Data excerpts:
= = =

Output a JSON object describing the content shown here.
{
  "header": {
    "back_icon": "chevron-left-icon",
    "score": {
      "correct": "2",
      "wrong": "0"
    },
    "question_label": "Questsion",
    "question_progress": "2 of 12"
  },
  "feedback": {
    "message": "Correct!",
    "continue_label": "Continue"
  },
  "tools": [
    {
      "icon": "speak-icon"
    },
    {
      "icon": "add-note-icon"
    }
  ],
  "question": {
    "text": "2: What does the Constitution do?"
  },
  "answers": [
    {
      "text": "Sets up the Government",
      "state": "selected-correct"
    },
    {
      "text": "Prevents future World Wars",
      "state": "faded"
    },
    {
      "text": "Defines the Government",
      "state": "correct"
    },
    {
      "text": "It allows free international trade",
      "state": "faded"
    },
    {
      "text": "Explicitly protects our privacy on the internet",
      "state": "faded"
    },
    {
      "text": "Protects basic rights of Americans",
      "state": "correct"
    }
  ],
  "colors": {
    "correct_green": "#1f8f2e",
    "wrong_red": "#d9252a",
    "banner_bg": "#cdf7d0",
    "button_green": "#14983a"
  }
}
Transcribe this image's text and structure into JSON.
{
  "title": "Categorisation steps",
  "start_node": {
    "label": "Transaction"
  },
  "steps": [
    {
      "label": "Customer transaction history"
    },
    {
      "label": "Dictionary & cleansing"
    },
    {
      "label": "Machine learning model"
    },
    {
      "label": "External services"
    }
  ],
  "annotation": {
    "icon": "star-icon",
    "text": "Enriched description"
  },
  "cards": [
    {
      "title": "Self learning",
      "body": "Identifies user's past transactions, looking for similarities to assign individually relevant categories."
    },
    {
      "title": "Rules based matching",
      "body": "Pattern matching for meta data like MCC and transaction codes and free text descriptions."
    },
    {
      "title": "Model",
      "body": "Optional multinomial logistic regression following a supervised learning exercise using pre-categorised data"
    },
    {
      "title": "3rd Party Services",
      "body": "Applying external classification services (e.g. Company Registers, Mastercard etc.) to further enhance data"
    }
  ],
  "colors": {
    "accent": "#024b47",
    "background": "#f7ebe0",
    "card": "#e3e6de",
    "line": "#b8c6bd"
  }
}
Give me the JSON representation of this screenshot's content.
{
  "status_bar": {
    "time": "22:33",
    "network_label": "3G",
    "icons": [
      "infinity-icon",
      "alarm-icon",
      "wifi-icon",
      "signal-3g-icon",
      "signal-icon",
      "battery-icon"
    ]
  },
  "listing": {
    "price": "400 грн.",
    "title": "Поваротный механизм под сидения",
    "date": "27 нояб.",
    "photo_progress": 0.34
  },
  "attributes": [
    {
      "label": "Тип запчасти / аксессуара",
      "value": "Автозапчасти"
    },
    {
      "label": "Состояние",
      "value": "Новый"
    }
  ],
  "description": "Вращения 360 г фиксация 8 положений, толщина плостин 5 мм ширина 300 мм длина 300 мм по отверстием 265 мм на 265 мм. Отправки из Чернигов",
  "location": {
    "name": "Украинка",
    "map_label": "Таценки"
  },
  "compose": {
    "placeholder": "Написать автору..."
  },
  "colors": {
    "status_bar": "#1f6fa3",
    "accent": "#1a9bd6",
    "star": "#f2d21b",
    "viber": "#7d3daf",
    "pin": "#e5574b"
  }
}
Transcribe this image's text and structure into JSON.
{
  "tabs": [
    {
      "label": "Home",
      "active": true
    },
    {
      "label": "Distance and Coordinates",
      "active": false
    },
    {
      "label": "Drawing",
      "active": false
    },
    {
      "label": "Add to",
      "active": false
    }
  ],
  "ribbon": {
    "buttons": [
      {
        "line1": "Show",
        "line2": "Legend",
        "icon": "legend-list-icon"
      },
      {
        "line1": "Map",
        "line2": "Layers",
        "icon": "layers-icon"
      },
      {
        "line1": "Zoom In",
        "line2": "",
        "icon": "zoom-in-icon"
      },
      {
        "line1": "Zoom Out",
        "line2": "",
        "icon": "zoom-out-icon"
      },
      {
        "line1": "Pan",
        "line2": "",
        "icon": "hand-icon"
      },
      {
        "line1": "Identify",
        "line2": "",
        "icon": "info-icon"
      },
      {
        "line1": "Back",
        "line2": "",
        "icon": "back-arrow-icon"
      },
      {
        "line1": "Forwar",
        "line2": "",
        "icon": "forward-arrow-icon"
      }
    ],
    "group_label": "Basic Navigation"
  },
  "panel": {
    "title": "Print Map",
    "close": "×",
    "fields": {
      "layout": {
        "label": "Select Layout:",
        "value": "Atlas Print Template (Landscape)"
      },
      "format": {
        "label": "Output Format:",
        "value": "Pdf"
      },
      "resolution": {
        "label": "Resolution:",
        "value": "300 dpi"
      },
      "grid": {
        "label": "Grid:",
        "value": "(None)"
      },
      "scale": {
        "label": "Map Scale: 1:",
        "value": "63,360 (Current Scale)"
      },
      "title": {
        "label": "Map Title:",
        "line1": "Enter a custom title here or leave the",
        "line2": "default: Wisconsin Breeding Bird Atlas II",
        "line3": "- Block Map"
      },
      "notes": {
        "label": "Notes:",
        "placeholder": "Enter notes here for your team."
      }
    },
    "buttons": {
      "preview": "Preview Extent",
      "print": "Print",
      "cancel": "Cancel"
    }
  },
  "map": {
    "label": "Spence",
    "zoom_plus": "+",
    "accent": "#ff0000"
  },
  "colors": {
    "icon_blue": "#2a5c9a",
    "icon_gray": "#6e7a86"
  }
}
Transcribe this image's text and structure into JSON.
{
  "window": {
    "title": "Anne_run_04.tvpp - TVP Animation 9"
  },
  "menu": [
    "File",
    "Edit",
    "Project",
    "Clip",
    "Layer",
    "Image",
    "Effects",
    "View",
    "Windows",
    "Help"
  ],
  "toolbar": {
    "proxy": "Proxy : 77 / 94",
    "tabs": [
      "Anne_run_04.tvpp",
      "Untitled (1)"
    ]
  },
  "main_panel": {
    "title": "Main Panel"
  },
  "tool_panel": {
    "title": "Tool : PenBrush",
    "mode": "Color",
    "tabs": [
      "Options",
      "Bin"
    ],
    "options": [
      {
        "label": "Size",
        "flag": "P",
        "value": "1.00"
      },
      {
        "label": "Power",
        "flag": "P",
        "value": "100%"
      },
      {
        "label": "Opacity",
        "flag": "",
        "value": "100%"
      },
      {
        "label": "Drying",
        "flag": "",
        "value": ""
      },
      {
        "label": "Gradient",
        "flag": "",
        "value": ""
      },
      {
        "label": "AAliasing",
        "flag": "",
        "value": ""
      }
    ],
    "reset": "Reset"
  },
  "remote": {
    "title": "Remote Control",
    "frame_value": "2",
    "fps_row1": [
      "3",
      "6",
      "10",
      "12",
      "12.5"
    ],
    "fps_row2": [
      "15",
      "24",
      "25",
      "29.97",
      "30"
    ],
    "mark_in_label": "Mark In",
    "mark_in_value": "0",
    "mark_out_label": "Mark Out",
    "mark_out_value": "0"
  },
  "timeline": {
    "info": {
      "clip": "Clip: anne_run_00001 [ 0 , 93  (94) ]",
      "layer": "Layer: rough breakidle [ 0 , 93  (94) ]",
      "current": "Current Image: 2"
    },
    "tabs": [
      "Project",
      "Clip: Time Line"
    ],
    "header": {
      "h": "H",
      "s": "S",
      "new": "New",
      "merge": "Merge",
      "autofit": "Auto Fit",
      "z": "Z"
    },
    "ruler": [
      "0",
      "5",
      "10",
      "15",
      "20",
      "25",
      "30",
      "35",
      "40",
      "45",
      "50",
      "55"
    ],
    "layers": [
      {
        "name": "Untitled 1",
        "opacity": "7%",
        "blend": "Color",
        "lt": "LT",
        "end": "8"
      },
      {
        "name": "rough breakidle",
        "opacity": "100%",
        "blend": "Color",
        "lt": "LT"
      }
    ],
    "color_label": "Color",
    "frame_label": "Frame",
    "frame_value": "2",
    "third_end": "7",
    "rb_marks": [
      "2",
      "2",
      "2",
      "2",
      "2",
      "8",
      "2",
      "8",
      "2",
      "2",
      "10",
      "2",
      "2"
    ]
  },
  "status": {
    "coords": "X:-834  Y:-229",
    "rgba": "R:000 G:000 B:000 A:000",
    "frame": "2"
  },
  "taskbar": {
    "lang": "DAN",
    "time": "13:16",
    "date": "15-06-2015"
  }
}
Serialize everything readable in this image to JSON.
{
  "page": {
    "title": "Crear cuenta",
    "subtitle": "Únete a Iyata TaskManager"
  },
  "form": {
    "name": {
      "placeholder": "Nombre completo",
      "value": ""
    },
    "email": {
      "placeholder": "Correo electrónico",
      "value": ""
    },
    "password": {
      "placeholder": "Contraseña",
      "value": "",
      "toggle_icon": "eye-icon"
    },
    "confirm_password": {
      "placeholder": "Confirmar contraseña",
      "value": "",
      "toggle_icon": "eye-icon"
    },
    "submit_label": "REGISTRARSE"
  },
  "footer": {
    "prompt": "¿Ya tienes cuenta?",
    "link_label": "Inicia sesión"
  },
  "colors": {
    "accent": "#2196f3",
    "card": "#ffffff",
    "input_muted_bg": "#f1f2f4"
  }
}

= = =

Extract every line above containing the word "cuenta".

Exercise answer:
    "title": "Crear cuenta",
    "prompt": "¿Ya tienes cuenta?",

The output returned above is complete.